STATED TASK — Copy every entry precisely.

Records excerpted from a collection
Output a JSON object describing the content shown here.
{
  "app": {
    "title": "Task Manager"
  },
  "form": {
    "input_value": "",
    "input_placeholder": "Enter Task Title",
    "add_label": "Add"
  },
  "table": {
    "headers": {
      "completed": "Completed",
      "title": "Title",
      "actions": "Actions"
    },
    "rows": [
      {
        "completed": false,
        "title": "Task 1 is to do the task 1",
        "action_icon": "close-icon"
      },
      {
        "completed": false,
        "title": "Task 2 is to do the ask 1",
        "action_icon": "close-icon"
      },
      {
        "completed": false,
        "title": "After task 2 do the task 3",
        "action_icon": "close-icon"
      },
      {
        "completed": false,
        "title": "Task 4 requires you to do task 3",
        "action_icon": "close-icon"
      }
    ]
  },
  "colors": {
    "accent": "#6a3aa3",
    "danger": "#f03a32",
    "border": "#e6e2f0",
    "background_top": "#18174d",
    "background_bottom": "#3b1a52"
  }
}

COMPLETED TASK —
Output a JSON object describing the content shown here.
{
  "app": {
    "title": "Task Manager"
  },
  "form": {
    "input_value": "",
    "input_placeholder": "Enter Task Title",
    "add_label": "Add"
  },
  "table": {
    "headers": {
      "completed": "Completed",
      "title": "Title",
      "actions": "Actions"
    },
    "rows": [
      {
        "completed": false,
        "title": "Task 1 is to do the task 1",
        "action_icon": "close-icon"
      },
      {
        "completed": false,
        "title": "Task 2 is to do the ask 1",
        "action_icon": "close-icon"
      },
      {
        "completed": false,
        "title": "After task 2 do the task 3",
        "action_icon": "close-icon"
      },
      {
        "completed": false,
        "title": "Task 4 requires you to do task 3",
        "action_icon": "close-icon"
      }
    ]
  },
  "colors": {
    "accent": "#6a3aa3",
    "danger": "#f03a32",
    "border": "#e6e2f0",
    "background_top": "#18174d",
    "background_bottom": "#3b1a52"
  }
}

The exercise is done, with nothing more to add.